### [Exercise goal]
Return each line of the material verbatim.
= = = =
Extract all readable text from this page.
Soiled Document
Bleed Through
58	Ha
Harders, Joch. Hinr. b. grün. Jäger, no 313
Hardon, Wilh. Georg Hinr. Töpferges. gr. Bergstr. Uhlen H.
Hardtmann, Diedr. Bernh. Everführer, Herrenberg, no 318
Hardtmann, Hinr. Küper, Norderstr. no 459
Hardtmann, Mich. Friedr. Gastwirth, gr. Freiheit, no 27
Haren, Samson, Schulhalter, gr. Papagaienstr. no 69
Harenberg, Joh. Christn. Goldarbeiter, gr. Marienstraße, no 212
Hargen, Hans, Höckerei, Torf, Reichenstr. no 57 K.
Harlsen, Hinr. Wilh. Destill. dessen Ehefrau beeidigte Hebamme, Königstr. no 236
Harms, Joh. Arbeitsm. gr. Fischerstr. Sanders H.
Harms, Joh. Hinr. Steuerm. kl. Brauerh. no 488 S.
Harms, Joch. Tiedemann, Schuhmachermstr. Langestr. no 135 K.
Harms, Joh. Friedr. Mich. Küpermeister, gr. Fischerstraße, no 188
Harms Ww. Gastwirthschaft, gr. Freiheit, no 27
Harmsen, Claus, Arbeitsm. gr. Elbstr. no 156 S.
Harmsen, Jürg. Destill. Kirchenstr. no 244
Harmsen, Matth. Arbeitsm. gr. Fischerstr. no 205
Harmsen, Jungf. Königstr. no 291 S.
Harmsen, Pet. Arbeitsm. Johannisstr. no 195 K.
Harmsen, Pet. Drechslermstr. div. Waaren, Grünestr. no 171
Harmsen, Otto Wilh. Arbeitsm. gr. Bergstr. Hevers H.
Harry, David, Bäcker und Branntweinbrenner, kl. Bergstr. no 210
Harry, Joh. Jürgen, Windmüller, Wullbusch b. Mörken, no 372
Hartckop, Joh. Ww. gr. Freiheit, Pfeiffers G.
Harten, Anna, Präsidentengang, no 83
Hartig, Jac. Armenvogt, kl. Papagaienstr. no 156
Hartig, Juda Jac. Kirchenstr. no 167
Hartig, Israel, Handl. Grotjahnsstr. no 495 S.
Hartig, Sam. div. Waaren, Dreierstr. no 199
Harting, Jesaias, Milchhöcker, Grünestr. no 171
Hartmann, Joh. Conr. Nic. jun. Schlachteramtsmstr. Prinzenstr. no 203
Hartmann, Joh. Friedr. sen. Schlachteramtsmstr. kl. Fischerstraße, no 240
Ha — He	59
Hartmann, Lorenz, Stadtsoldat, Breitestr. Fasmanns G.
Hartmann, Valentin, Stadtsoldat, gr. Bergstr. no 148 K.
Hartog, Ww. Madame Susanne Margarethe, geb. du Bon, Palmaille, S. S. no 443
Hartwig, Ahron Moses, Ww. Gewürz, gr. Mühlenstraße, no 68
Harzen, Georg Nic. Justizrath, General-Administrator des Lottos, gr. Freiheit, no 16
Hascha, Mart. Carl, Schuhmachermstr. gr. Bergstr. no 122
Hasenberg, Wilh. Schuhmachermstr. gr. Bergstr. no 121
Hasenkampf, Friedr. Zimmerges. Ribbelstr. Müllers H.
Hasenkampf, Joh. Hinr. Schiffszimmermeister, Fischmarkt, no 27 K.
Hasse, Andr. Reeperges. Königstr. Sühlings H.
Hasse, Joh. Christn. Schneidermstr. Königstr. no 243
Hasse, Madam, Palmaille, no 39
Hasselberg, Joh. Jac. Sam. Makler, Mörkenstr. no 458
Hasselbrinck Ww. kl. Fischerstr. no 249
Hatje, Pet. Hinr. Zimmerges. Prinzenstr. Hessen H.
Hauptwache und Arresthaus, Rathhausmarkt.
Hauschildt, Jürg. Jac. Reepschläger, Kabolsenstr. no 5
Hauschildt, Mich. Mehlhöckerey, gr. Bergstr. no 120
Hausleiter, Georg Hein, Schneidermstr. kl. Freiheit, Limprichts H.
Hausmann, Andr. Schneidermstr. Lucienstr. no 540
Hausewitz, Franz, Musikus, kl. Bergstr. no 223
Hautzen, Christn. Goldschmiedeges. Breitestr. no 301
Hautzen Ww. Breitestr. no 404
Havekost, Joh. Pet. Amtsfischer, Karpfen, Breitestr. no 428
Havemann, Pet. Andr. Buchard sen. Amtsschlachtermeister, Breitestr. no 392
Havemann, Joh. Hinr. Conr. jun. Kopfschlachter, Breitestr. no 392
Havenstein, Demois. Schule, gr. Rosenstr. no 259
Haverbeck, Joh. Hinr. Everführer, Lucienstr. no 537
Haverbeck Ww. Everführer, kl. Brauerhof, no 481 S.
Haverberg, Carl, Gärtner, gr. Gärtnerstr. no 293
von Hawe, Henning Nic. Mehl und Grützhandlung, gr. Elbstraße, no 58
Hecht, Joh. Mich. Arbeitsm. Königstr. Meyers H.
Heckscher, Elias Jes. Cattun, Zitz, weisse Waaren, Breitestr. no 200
= = = =
### [Reply to the exercise]
Extract all readable text from this page.
Soiled Document
Bleed Through
58	Ha
Harders, Joch. Hinr. b. grün. Jäger, no 313
Hardon, Wilh. Georg Hinr. Töpferges. gr. Bergstr. Uhlen H.
Hardtmann, Diedr. Bernh. Everführer, Herrenberg, no 318
Hardtmann, Hinr. Küper, Norderstr. no 459
Hardtmann, Mich. Friedr. Gastwirth, gr. Freiheit, no 27
Haren, Samson, Schulhalter, gr. Papagaienstr. no 69
Harenberg, Joh. Christn. Goldarbeiter, gr. Marienstraße, no 212
Hargen, Hans, Höckerei, Torf, Reichenstr. no 57 K.
Harlsen, Hinr. Wilh. Destill. dessen Ehefrau beeidigte Hebamme, Königstr. no 236
Harms, Joh. Arbeitsm. gr. Fischerstr. Sanders H.
Harms, Joh. Hinr. Steuerm. kl. Brauerh. no 488 S.
Harms, Joch. Tiedemann, Schuhmachermstr. Langestr. no 135 K.
Harms, Joh. Friedr. Mich. Küpermeister, gr. Fischerstraße, no 188
Harms Ww. Gastwirthschaft, gr. Freiheit, no 27
Harmsen, Claus, Arbeitsm. gr. Elbstr. no 156 S.
Harmsen, Jürg. Destill. Kirchenstr. no 244
Harmsen, Matth. Arbeitsm. gr. Fischerstr. no 205
Harmsen, Jungf. Königstr. no 291 S.
Harmsen, Pet. Arbeitsm. Johannisstr. no 195 K.
Harmsen, Pet. Drechslermstr. div. Waaren, Grünestr. no 171
Harmsen, Otto Wilh. Arbeitsm. gr. Bergstr. Hevers H.
Harry, David, Bäcker und Branntweinbrenner, kl. Bergstr. no 210
Harry, Joh. Jürgen, Windmüller, Wullbusch b. Mörken, no 372
Hartckop, Joh. Ww. gr. Freiheit, Pfeiffers G.
Harten, Anna, Präsidentengang, no 83
Hartig, Jac. Armenvogt, kl. Papagaienstr. no 156
Hartig, Juda Jac. Kirchenstr. no 167
Hartig, Israel, Handl. Grotjahnsstr. no 495 S.
Hartig, Sam. div. Waaren, Dreierstr. no 199
Harting, Jesaias, Milchhöcker, Grünestr. no 171
Hartmann, Joh. Conr. Nic. jun. Schlachteramtsmstr. Prinzenstr. no 203
Hartmann, Joh. Friedr. sen. Schlachteramtsmstr. kl. Fischerstraße, no 240
Ha — He	59
Hartmann, Lorenz, Stadtsoldat, Breitestr. Fasmanns G.
Hartmann, Valentin, Stadtsoldat, gr. Bergstr. no 148 K.
Hartog, Ww. Madame Susanne Margarethe, geb. du Bon, Palmaille, S. S. no 443
Hartwig, Ahron Moses, Ww. Gewürz, gr. Mühlenstraße, no 68
Harzen, Georg Nic. Justizrath, General-Administrator des Lottos, gr. Freiheit, no 16
Hascha, Mart. Carl, Schuhmachermstr. gr. Bergstr. no 122
Hasenberg, Wilh. Schuhmachermstr. gr. Bergstr. no 121
Hasenkampf, Friedr. Zimmerges. Ribbelstr. Müllers H.
Hasenkampf, Joh. Hinr. Schiffszimmermeister, Fischmarkt, no 27 K.
Hasse, Andr. Reeperges. Königstr. Sühlings H.
Hasse, Joh. Christn. Schneidermstr. Königstr. no 243
Hasse, Madam, Palmaille, no 39
Hasselberg, Joh. Jac. Sam. Makler, Mörkenstr. no 458
Hasselbrinck Ww. kl. Fischerstr. no 249
Hatje, Pet. Hinr. Zimmerges. Prinzenstr. Hessen H.
Hauptwache und Arresthaus, Rathhausmarkt.
Hauschildt, Jürg. Jac. Reepschläger, Kabolsenstr. no 5
Hauschildt, Mich. Mehlhöckerey, gr. Bergstr. no 120
Hausleiter, Georg Hein, Schneidermstr. kl. Freiheit, Limprichts H.
Hausmann, Andr. Schneidermstr. Lucienstr. no 540
Hausewitz, Franz, Musikus, kl. Bergstr. no 223
Hautzen, Christn. Goldschmiedeges. Breitestr. no 301
Hautzen Ww. Breitestr. no 404
Havekost, Joh. Pet. Amtsfischer, Karpfen, Breitestr. no 428
Havemann, Pet. Andr. Buchard sen. Amtsschlachtermeister, Breitestr. no 392
Havemann, Joh. Hinr. Conr. jun. Kopfschlachter, Breitestr. no 392
Havenstein, Demois. Schule, gr. Rosenstr. no 259
Haverbeck, Joh. Hinr. Everführer, Lucienstr. no 537
Haverbeck Ww. Everführer, kl. Brauerhof, no 481 S.
Haverberg, Carl, Gärtner, gr. Gärtnerstr. no 293
von Hawe, Henning Nic. Mehl und Grützhandlung, gr. Elbstraße, no 58
Hecht, Joh. Mich. Arbeitsm. Königstr. Meyers H.
Heckscher, Elias Jes. Cattun, Zitz, weisse Waaren, Breitestr. no 200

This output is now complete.